* **Short problem**:
The records that follow should be retyped word for word.

* **Entries**:
>> BEGIN

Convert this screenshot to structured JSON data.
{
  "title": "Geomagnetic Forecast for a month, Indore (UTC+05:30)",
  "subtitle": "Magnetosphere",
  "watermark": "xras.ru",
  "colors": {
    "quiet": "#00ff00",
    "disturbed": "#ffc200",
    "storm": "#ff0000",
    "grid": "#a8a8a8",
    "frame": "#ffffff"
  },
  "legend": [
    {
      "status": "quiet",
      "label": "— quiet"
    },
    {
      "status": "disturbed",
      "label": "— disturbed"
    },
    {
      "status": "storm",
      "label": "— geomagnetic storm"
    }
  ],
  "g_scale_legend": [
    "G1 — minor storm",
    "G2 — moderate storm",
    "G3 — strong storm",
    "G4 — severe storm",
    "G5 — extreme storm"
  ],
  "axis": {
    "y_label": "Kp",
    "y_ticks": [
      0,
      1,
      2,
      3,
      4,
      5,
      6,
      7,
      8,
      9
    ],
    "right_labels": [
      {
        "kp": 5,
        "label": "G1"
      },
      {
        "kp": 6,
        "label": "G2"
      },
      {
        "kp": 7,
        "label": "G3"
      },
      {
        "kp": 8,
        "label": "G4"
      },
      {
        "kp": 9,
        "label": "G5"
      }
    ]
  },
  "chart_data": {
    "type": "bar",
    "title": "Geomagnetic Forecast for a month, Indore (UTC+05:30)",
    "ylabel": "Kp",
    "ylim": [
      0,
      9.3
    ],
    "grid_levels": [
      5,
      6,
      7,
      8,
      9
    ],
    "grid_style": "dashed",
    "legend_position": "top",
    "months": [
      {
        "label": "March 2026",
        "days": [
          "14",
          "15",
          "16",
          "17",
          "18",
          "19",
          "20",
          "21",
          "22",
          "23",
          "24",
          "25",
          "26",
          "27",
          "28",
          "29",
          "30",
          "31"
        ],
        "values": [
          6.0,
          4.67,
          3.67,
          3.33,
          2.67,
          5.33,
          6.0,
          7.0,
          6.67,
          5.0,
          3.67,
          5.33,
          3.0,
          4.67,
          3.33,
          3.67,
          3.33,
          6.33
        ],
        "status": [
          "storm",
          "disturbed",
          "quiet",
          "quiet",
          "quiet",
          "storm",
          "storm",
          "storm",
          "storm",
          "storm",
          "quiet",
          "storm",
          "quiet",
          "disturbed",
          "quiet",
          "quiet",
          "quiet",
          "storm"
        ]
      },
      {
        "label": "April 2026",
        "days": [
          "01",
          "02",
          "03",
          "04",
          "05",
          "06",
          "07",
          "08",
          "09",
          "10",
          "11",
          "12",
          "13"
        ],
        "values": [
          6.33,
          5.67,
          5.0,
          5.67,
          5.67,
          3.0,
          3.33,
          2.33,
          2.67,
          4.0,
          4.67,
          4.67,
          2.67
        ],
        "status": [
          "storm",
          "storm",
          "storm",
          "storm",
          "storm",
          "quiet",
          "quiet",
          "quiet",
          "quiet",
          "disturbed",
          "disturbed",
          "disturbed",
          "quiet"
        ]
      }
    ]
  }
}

>> END

* **Task result**:
Convert this screenshot to structured JSON data.
{
  "title": "Geomagnetic Forecast for a month, Indore (UTC+05:30)",
  "subtitle": "Magnetosphere",
  "watermark": "xras.ru",
  "colors": {
    "quiet": "#00ff00",
    "disturbed": "#ffc200",
    "storm": "#ff0000",
    "grid": "#a8a8a8",
    "frame": "#ffffff"
  },
  "legend": [
    {
      "status": "quiet",
      "label": "— quiet"
    },
    {
      "status": "disturbed",
      "label": "— disturbed"
    },
    {
      "status": "storm",
      "label": "— geomagnetic storm"
    }
  ],
  "g_scale_legend": [
    "G1 — minor storm",
    "G2 — moderate storm",
    "G3 — strong storm",
    "G4 — severe storm",
    "G5 — extreme storm"
  ],
  "axis": {
    "y_label": "Kp",
    "y_ticks": [
      0,
      1,
      2,
      3,
      4,
      5,
      6,
      7,
      8,
      9
    ],
    "right_labels": [
      {
        "kp": 5,
        "label": "G1"
      },
      {
        "kp": 6,
        "label": "G2"
      },
      {
        "kp": 7,
        "label": "G3"
      },
      {
        "kp": 8,
        "label": "G4"
      },
      {
        "kp": 9,
        "label": "G5"
      }
    ]
  },
  "chart_data": {
    "type": "bar",
    "title": "Geomagnetic Forecast for a month, Indore (UTC+05:30)",
    "ylabel": "Kp",
    "ylim": [
      0,
      9.3
    ],
    "grid_levels": [
      5,
      6,
      7,
      8,
      9
    ],
    "grid_style": "dashed",
    "legend_position": "top",
    "months": [
      {
        "label": "March 2026",
        "days": [
          "14",
          "15",
          "16",
          "17",
          "18",
          "19",
          "20",
          "21",
          "22",
          "23",
          "24",
          "25",
          "26",
          "27",
          "28",
          "29",
          "30",
          "31"
        ],
        "values": [
          6.0,
          4.67,
          3.67,
          3.33,
          2.67,
          5.33,
          6.0,
          7.0,
          6.67,
          5.0,
          3.67,
          5.33,
          3.0,
          4.67,
          3.33,
          3.67,
          3.33,
          6.33
        ],
        "status": [
          "storm",
          "disturbed",
          "quiet",
          "quiet",
          "quiet",
          "storm",
          "storm",
          "storm",
          "storm",
          "storm",
          "quiet",
          "storm",
          "quiet",
          "disturbed",
          "quiet",
          "quiet",
          "quiet",
          "storm"
        ]
      },
      {
        "label": "April 2026",
        "days": [
          "01",
          "02",
          "03",
          "04",
          "05",
          "06",
          "07",
          "08",
          "09",
          "10",
          "11",
          "12",
          "13"
        ],
        "values": [
          6.33,
          5.67,
          5.0,
          5.67,
          5.67,
          3.0,
          3.33,
          2.33,
          2.67,
          4.0,
          4.67,
          4.67,
          2.67
        ],
        "status": [
          "storm",
          "storm",
          "storm",
          "storm",
          "storm",
          "quiet",
          "quiet",
          "quiet",
          "quiet",
          "disturbed",
          "disturbed",
          "disturbed",
          "quiet"
        ]
      }
    ]
  }
}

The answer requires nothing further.